• [WRITTEN REQUEST]: Copy out the data exactly, leaving the pictures behind.

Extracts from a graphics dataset
*****
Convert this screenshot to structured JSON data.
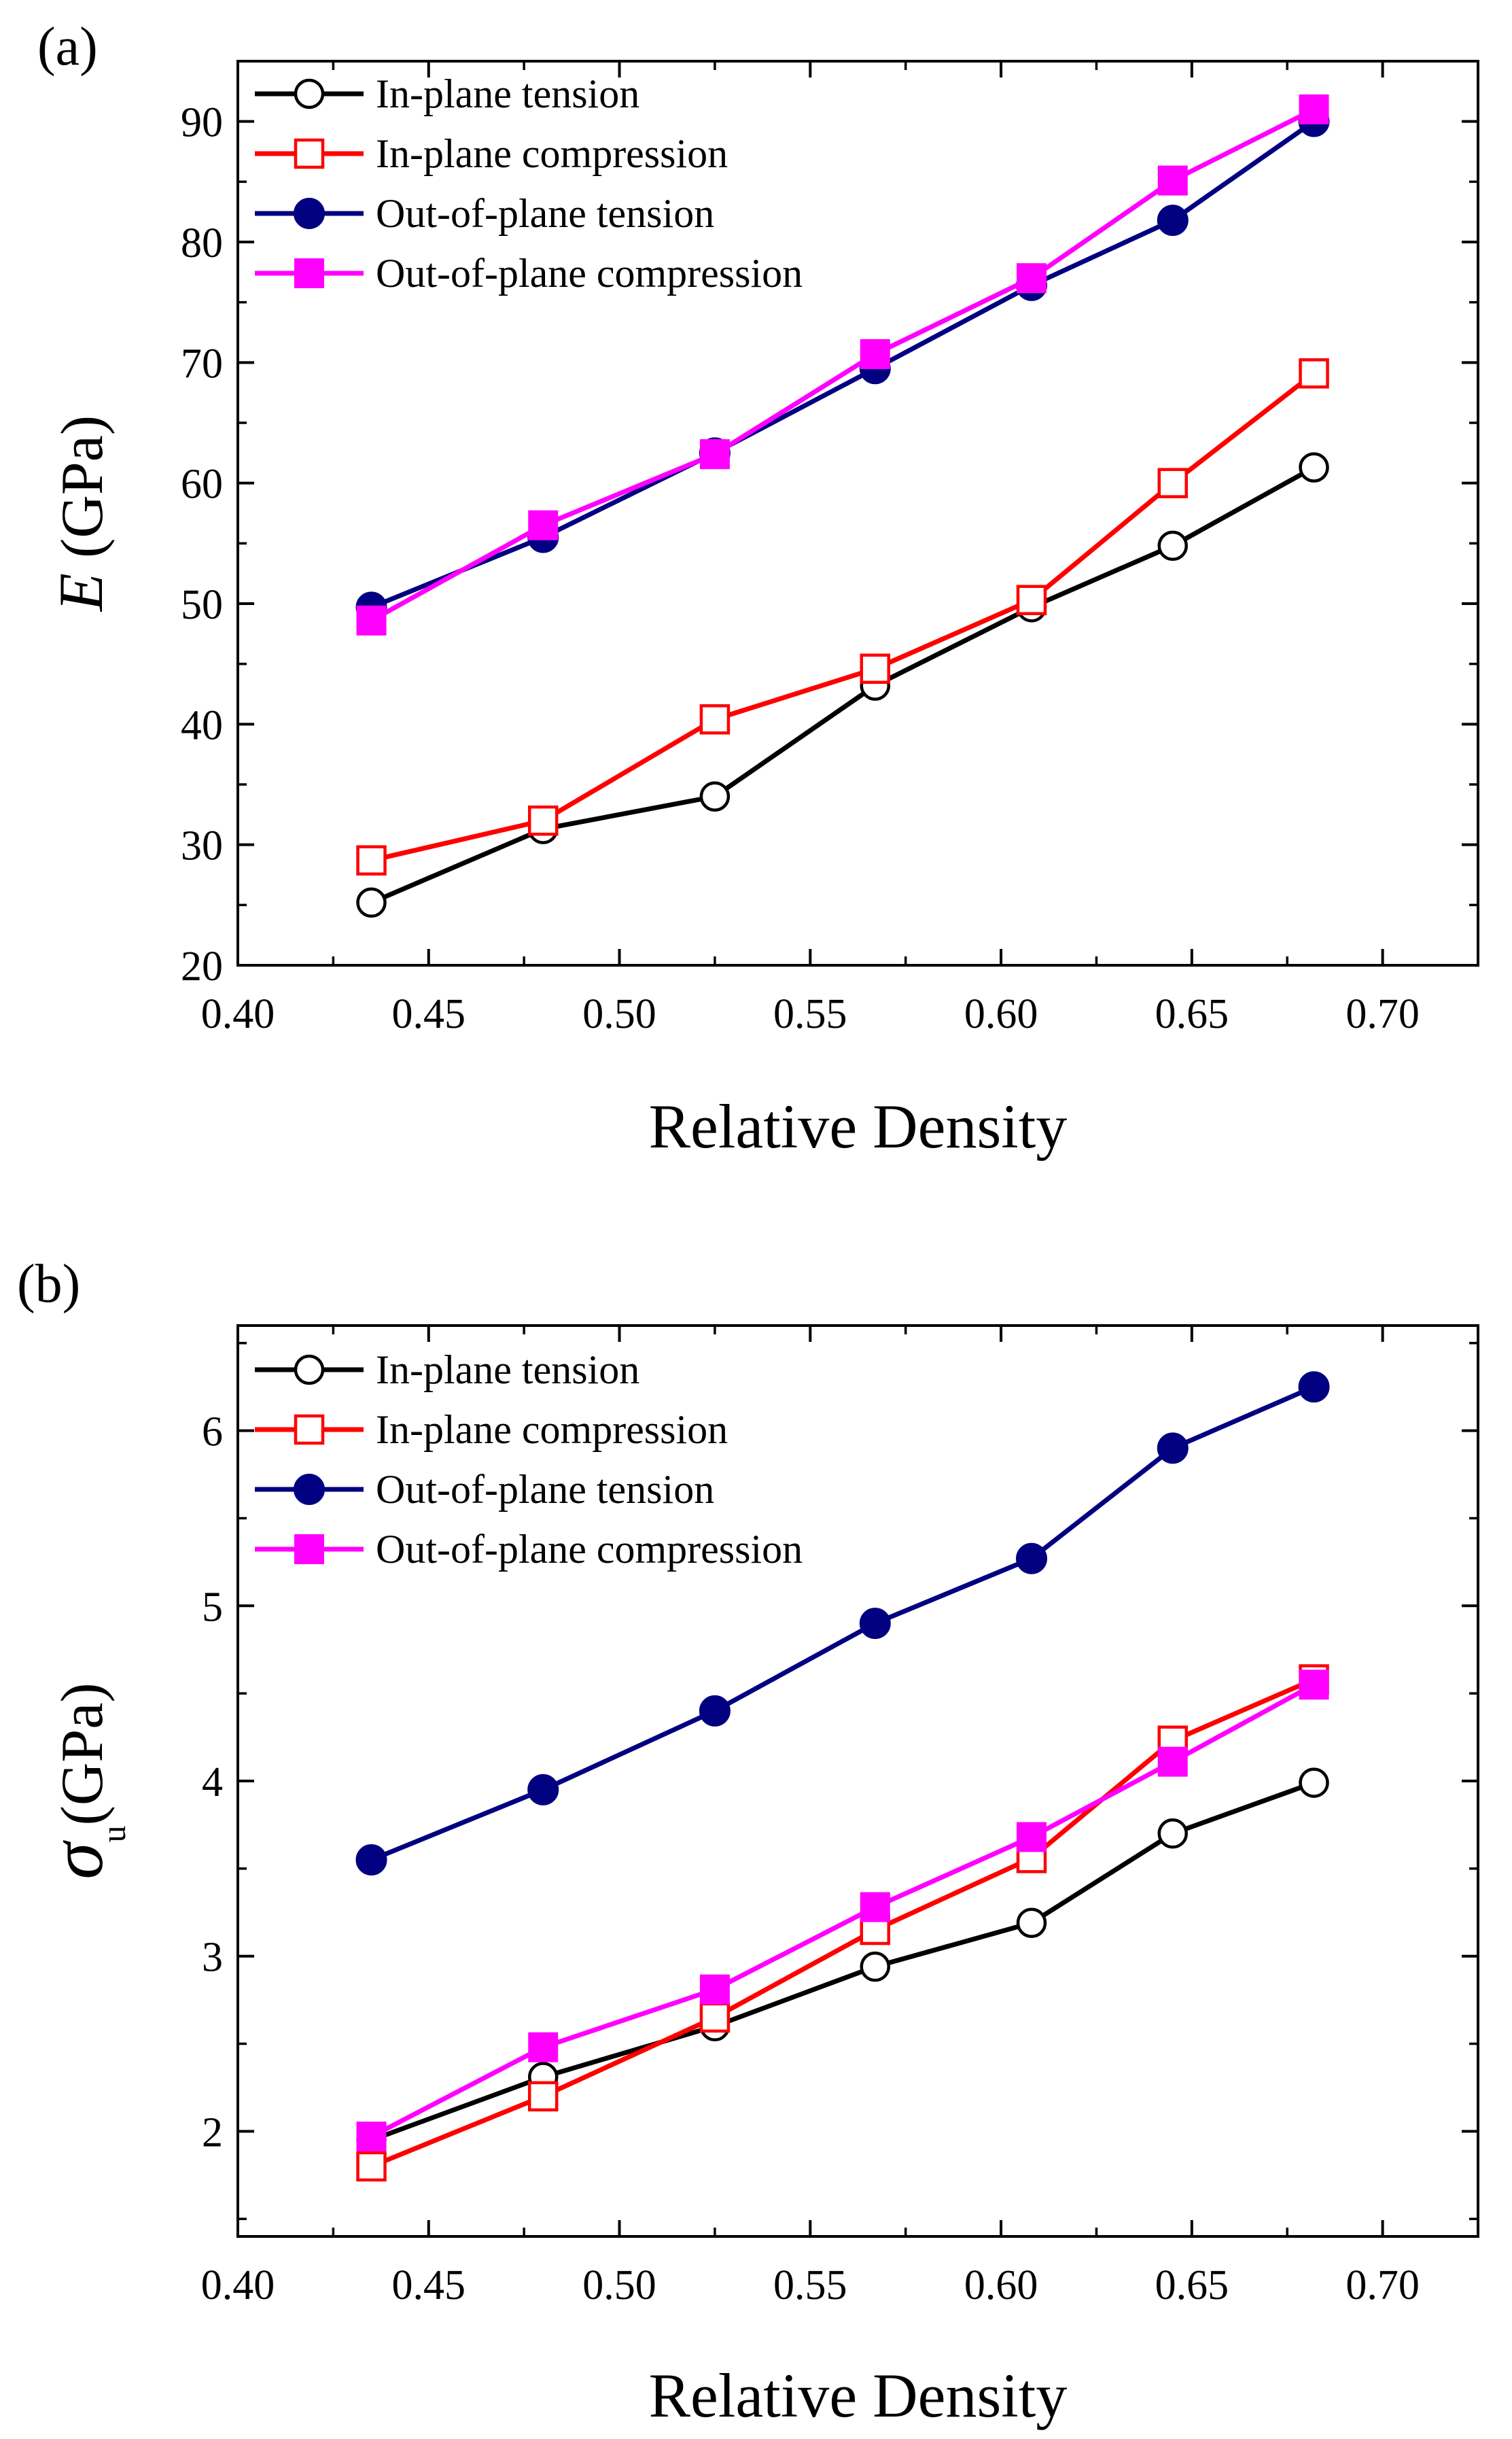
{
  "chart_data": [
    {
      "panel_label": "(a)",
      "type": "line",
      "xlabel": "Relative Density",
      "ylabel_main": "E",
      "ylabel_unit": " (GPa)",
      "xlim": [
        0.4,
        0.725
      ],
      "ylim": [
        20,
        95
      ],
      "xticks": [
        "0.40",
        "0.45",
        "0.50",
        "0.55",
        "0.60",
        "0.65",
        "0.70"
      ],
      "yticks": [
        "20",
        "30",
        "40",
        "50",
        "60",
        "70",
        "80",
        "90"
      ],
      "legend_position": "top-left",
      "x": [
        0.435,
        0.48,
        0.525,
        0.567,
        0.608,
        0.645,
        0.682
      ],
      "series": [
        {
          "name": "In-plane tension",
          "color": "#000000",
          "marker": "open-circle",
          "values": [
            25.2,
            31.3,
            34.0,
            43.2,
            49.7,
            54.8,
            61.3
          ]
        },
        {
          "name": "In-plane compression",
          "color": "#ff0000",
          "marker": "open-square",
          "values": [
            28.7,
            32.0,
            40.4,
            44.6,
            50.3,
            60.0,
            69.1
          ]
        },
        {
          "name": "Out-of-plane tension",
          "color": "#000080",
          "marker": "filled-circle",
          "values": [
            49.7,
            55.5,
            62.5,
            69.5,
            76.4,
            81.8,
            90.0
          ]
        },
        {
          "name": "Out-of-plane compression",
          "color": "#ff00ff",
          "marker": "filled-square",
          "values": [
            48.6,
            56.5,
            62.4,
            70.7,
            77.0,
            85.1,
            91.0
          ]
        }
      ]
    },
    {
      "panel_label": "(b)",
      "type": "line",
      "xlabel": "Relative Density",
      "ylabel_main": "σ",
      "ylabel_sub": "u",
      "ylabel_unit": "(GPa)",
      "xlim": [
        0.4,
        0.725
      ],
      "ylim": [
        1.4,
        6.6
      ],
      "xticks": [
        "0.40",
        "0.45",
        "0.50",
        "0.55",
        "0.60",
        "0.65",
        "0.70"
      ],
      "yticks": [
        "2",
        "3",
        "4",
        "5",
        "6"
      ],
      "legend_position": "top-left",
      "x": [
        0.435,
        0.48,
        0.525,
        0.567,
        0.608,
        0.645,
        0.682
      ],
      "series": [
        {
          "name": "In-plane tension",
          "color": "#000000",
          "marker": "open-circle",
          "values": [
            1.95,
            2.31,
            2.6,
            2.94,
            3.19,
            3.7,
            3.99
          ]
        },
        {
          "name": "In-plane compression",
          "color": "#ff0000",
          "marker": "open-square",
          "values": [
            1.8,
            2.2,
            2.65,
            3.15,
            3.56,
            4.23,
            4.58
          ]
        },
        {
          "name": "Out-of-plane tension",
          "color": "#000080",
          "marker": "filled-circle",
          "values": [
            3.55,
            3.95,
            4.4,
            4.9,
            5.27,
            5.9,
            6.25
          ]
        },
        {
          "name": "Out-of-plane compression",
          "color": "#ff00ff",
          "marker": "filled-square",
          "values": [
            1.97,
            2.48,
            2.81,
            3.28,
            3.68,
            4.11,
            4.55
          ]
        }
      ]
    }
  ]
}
*****
• [WRITTEN SOLUTION]:
Convert this screenshot to structured JSON data.
{
  "chart_data": [
    {
      "panel_label": "(a)",
      "type": "line",
      "xlabel": "Relative Density",
      "ylabel_main": "E",
      "ylabel_unit": " (GPa)",
      "xlim": [
        0.4,
        0.725
      ],
      "ylim": [
        20,
        95
      ],
      "xticks": [
        "0.40",
        "0.45",
        "0.50",
        "0.55",
        "0.60",
        "0.65",
        "0.70"
      ],
      "yticks": [
        "20",
        "30",
        "40",
        "50",
        "60",
        "70",
        "80",
        "90"
      ],
      "legend_position": "top-left",
      "x": [
        0.435,
        0.48,
        0.525,
        0.567,
        0.608,
        0.645,
        0.682
      ],
      "series": [
        {
          "name": "In-plane tension",
          "color": "#000000",
          "marker": "open-circle",
          "values": [
            25.2,
            31.3,
            34.0,
            43.2,
            49.7,
            54.8,
            61.3
          ]
        },
        {
          "name": "In-plane compression",
          "color": "#ff0000",
          "marker": "open-square",
          "values": [
            28.7,
            32.0,
            40.4,
            44.6,
            50.3,
            60.0,
            69.1
          ]
        },
        {
          "name": "Out-of-plane tension",
          "color": "#000080",
          "marker": "filled-circle",
          "values": [
            49.7,
            55.5,
            62.5,
            69.5,
            76.4,
            81.8,
            90.0
          ]
        },
        {
          "name": "Out-of-plane compression",
          "color": "#ff00ff",
          "marker": "filled-square",
          "values": [
            48.6,
            56.5,
            62.4,
            70.7,
            77.0,
            85.1,
            91.0
          ]
        }
      ]
    },
    {
      "panel_label": "(b)",
      "type": "line",
      "xlabel": "Relative Density",
      "ylabel_main": "σ",
      "ylabel_sub": "u",
      "ylabel_unit": "(GPa)",
      "xlim": [
        0.4,
        0.725
      ],
      "ylim": [
        1.4,
        6.6
      ],
      "xticks": [
        "0.40",
        "0.45",
        "0.50",
        "0.55",
        "0.60",
        "0.65",
        "0.70"
      ],
      "yticks": [
        "2",
        "3",
        "4",
        "5",
        "6"
      ],
      "legend_position": "top-left",
      "x": [
        0.435,
        0.48,
        0.525,
        0.567,
        0.608,
        0.645,
        0.682
      ],
      "series": [
        {
          "name": "In-plane tension",
          "color": "#000000",
          "marker": "open-circle",
          "values": [
            1.95,
            2.31,
            2.6,
            2.94,
            3.19,
            3.7,
            3.99
          ]
        },
        {
          "name": "In-plane compression",
          "color": "#ff0000",
          "marker": "open-square",
          "values": [
            1.8,
            2.2,
            2.65,
            3.15,
            3.56,
            4.23,
            4.58
          ]
        },
        {
          "name": "Out-of-plane tension",
          "color": "#000080",
          "marker": "filled-circle",
          "values": [
            3.55,
            3.95,
            4.4,
            4.9,
            5.27,
            5.9,
            6.25
          ]
        },
        {
          "name": "Out-of-plane compression",
          "color": "#ff00ff",
          "marker": "filled-square",
          "values": [
            1.97,
            2.48,
            2.81,
            3.28,
            3.68,
            4.11,
            4.55
          ]
        }
      ]
    }
  ]
}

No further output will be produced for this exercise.